* **Data for processing**
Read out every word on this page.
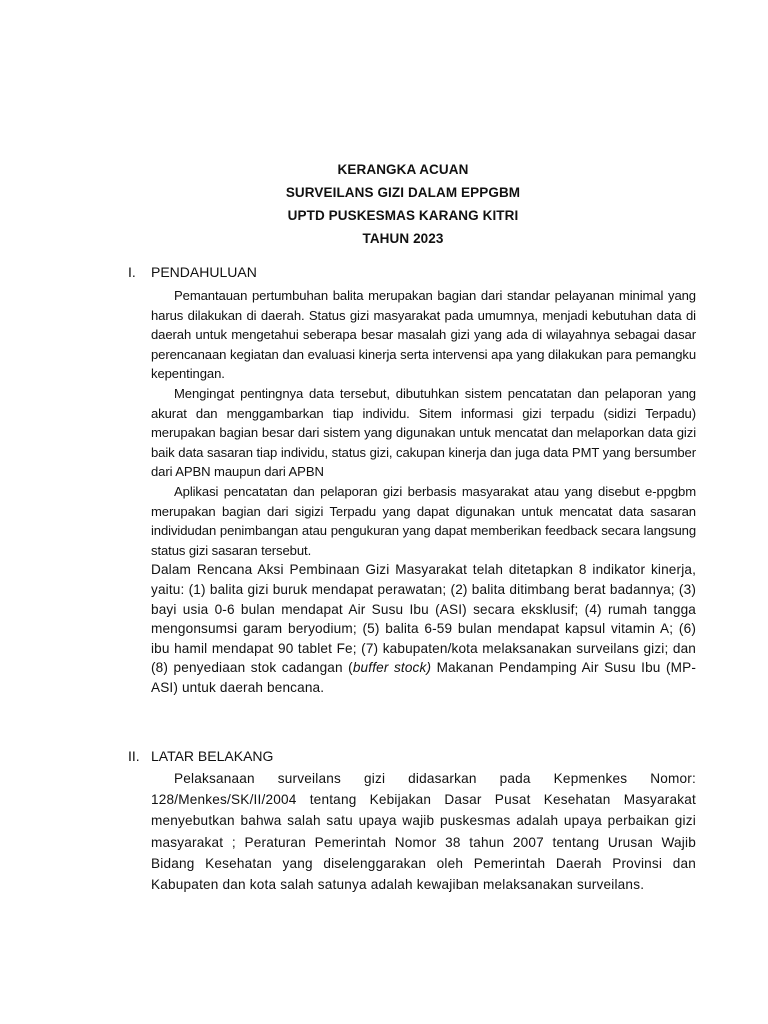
KERANGKA ACUAN
SURVEILANS GIZI DALAM EPPGBM
UPTD PUSKESMAS KARANG KITRI
TAHUN 2023
I.	PENDAHULUAN

Pemantauan pertumbuhan balita merupakan bagian dari standar pelayanan minimal yang harus dilakukan di daerah. Status gizi masyarakat pada umumnya, menjadi kebutuhan data di daerah untuk mengetahui seberapa besar masalah gizi yang ada di wilayahnya sebagai dasar perencanaan kegiatan dan evaluasi kinerja serta intervensi apa yang dilakukan para pemangku kepentingan.

Mengingat pentingnya data tersebut, dibutuhkan sistem pencatatan dan pelaporan yang akurat dan menggambarkan tiap individu. Sitem informasi gizi terpadu (sidizi Terpadu) merupakan bagian besar dari sistem yang digunakan untuk mencatat dan melaporkan data gizi baik data sasaran tiap individu, status gizi, cakupan kinerja dan juga data PMT yang bersumber dari APBN maupun dari APBN

Aplikasi pencatatan dan pelaporan gizi berbasis masyarakat atau yang disebut e-ppgbm merupakan bagian dari sigizi Terpadu yang dapat digunakan untuk mencatat data sasaran individudan penimbangan atau pengukuran yang dapat memberikan feedback secara langsung status gizi sasaran tersebut.

Dalam Rencana Aksi Pembinaan Gizi Masyarakat telah ditetapkan 8 indikator kinerja, yaitu: (1) balita gizi buruk mendapat perawatan; (2) balita ditimbang berat badannya; (3) bayi usia 0-6 bulan mendapat Air Susu Ibu (ASI) secara eksklusif; (4) rumah tangga mengonsumsi garam beryodium; (5) balita 6-59 bulan mendapat kapsul vitamin A; (6) ibu hamil mendapat 90 tablet Fe; (7) kabupaten/kota melaksanakan surveilans gizi; dan (8) penyediaan stok cadangan (buffer stock) Makanan Pendamping Air Susu Ibu (MP-ASI) untuk daerah bencana.

II. LATAR BELAKANG

Pelaksanaan surveilans gizi didasarkan pada Kepmenkes Nomor: 128/Menkes/SK/II/2004 tentang Kebijakan Dasar Pusat Kesehatan Masyarakat menyebutkan bahwa salah satu upaya wajib puskesmas adalah upaya perbaikan gizi masyarakat ; Peraturan Pemerintah Nomor 38 tahun 2007 tentang Urusan Wajib Bidang Kesehatan yang diselenggarakan oleh Pemerintah Daerah Provinsi dan Kabupaten dan kota salah satunya adalah kewajiban melaksanakan surveilans.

* **The problem**
All lines of the data above that include the word "pelaporan" must be shown.

* **Exercise solution**
Mengingat pentingnya data tersebut, dibutuhkan sistem pencatatan dan pelaporan yang akurat dan menggambarkan tiap individu. Sitem informasi gizi terpadu (sidizi Terpadu) merupakan bagian besar dari sistem yang digunakan untuk mencatat dan melaporkan data gizi baik data sasaran tiap individu, status gizi, cakupan kinerja dan juga data PMT yang bersumber dari APBN maupun dari APBN
Aplikasi pencatatan dan pelaporan gizi berbasis masyarakat atau yang disebut e-ppgbm merupakan bagian dari sigizi Terpadu yang dapat digunakan untuk mencatat data sasaran individudan penimbangan atau pengukuran yang dapat memberikan feedback secara langsung status gizi sasaran tersebut.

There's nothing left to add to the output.